**Exercise**
Scan the records and identify every line in which the string "ASMs" occurs, then return those lines.

(Lines of data)
— Start —
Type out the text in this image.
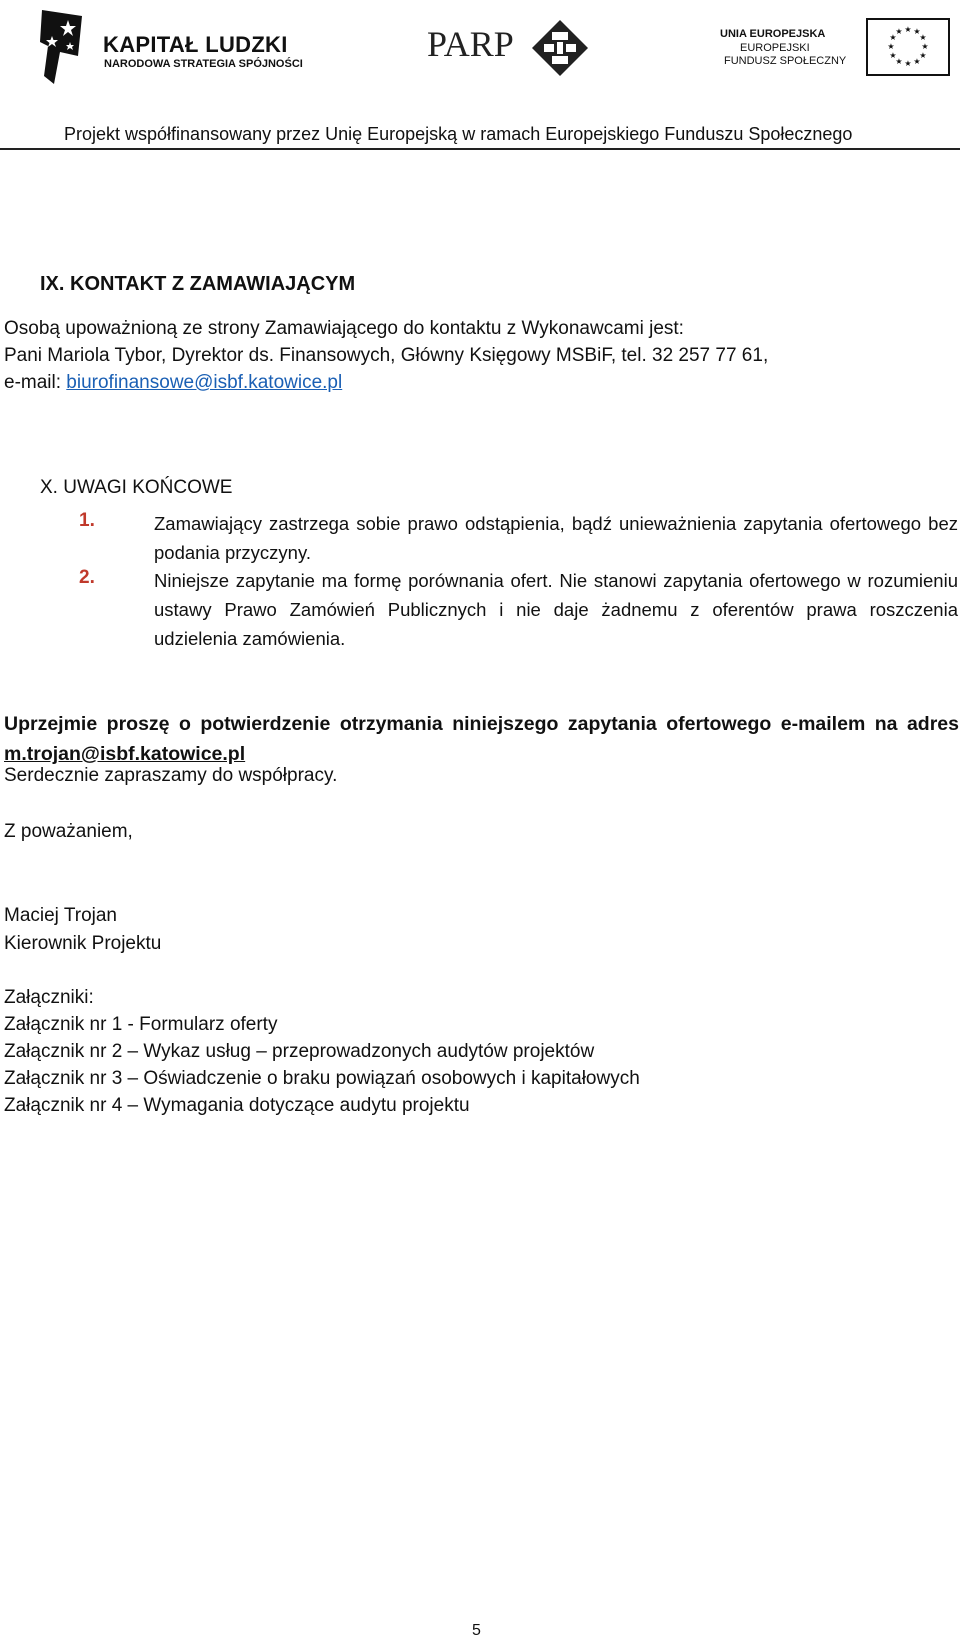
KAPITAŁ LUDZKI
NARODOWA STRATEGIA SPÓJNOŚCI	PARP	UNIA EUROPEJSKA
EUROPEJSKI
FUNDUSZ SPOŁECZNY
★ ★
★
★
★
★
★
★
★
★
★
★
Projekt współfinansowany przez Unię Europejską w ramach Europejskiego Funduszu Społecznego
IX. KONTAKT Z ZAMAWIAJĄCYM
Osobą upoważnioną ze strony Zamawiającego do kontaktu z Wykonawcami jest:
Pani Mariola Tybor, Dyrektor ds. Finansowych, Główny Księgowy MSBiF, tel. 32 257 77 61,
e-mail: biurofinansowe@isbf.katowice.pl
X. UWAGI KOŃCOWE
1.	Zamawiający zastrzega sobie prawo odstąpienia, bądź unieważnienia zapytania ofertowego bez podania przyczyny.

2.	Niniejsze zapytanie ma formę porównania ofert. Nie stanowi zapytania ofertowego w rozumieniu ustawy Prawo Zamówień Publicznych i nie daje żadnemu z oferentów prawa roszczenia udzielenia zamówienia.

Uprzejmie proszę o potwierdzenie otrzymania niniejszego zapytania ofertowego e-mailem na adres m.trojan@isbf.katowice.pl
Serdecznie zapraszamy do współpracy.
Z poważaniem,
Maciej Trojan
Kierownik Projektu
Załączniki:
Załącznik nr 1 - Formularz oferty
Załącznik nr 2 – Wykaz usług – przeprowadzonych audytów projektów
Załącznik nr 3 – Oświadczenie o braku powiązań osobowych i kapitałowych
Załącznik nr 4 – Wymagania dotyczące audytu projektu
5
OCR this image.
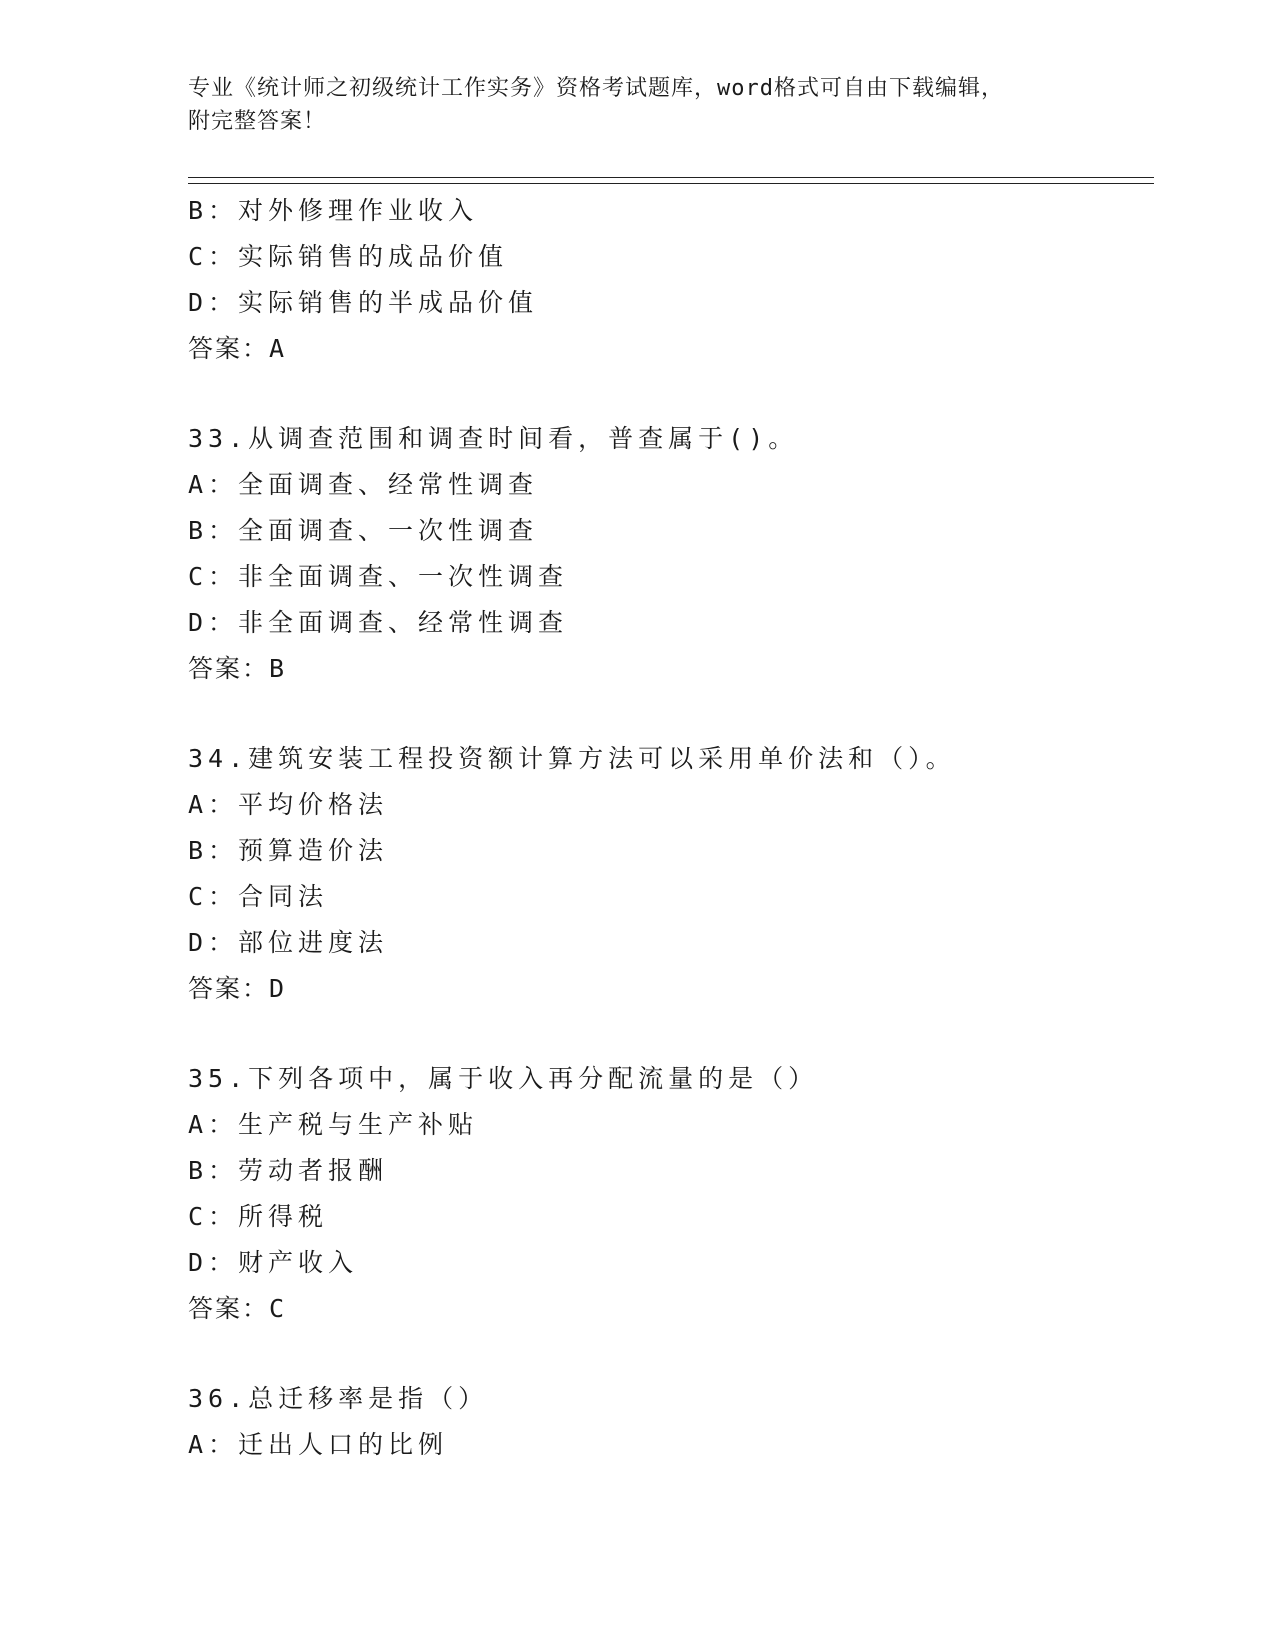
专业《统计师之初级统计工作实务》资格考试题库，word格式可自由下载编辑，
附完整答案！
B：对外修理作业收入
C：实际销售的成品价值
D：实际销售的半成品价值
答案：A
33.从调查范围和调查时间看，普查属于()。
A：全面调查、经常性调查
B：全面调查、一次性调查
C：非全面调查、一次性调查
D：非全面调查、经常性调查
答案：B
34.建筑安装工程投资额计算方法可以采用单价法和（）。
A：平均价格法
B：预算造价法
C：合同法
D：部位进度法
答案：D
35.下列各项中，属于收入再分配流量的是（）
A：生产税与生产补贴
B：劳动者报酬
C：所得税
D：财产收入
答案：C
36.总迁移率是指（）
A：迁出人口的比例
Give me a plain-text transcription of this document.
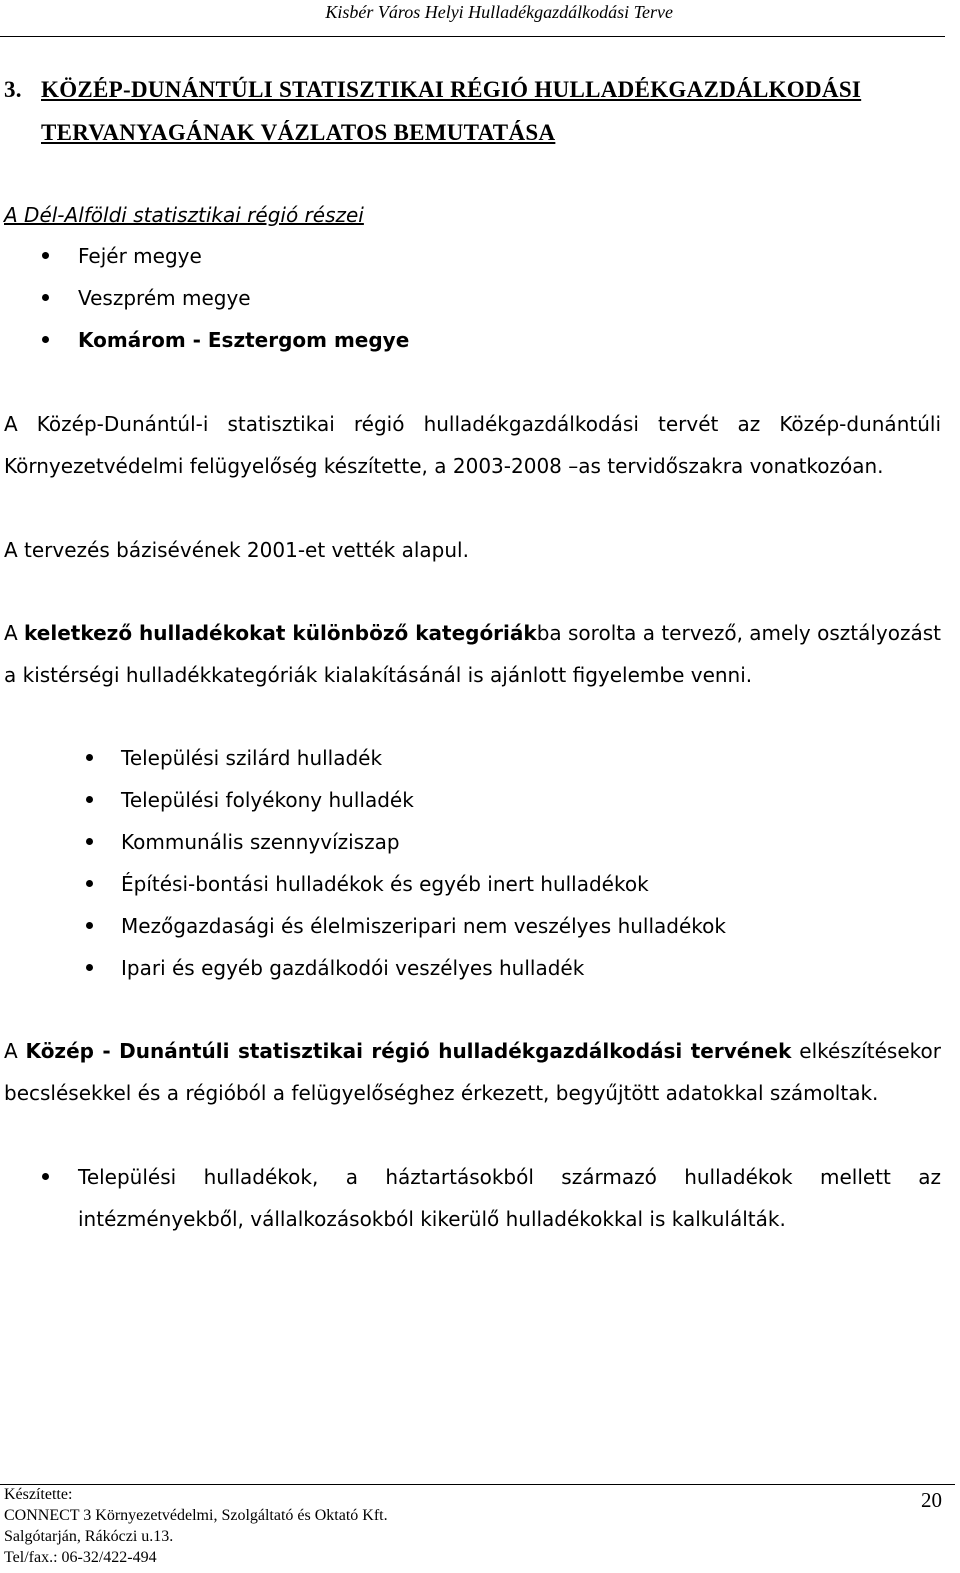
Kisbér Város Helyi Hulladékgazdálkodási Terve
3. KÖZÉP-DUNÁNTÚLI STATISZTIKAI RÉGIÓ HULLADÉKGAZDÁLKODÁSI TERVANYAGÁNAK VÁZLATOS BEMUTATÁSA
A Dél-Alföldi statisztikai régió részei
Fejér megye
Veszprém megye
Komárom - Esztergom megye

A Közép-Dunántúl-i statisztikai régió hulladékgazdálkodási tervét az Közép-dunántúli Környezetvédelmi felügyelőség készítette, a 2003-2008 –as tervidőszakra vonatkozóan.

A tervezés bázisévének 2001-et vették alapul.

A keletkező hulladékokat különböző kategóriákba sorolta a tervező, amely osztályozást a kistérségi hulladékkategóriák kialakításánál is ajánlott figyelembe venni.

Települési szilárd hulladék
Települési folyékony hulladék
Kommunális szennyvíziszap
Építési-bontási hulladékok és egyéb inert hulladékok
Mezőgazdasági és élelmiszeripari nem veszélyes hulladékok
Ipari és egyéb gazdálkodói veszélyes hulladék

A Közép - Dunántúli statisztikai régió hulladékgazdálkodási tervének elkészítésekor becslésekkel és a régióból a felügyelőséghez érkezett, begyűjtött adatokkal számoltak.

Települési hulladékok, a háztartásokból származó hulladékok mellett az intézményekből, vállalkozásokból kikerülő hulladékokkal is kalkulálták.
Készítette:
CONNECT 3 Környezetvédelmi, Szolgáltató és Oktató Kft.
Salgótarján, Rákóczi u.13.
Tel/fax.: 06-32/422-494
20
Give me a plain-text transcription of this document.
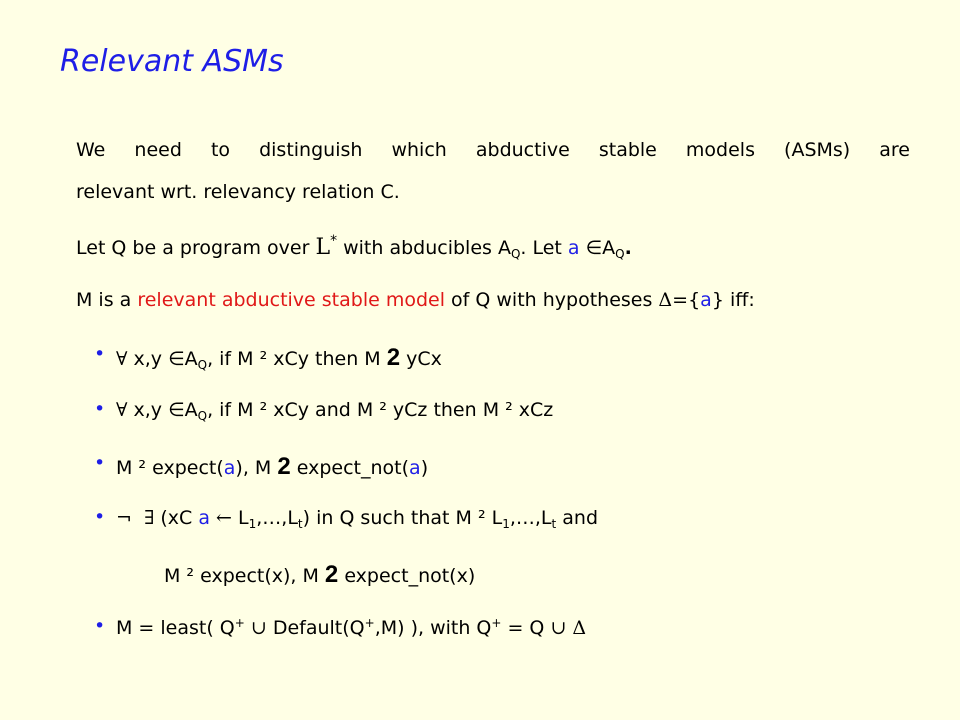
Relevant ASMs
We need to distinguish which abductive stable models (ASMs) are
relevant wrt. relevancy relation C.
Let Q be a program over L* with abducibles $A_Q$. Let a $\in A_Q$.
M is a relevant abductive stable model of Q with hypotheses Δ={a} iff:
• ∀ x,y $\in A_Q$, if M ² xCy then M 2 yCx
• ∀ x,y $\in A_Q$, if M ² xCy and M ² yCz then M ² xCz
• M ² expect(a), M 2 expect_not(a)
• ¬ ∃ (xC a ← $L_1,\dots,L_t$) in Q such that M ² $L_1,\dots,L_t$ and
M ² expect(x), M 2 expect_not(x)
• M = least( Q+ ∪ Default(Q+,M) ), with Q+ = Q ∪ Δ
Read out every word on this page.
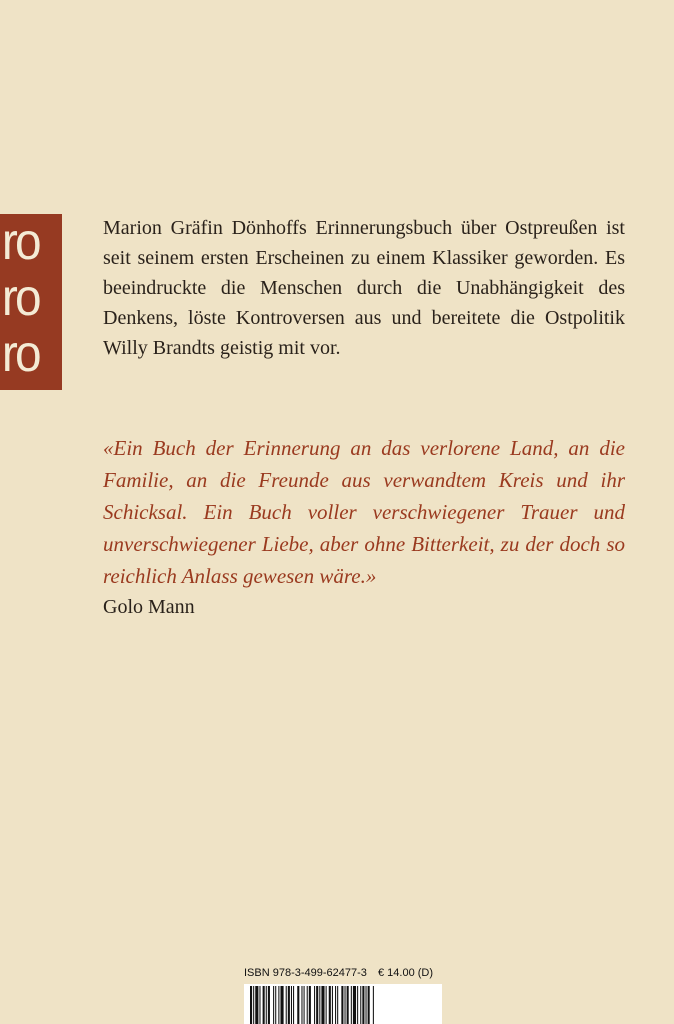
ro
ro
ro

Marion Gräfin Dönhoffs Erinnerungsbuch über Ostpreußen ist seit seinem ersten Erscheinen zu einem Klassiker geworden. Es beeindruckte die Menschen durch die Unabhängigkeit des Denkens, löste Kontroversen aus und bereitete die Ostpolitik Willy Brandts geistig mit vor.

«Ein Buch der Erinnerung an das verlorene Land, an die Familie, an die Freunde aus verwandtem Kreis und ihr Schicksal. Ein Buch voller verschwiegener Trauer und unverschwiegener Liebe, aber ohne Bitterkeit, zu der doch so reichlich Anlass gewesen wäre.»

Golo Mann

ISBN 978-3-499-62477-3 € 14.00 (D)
— End —
**Complete response**
Relevant ASMs
We need to distinguish which abductive stable models (ASMs) are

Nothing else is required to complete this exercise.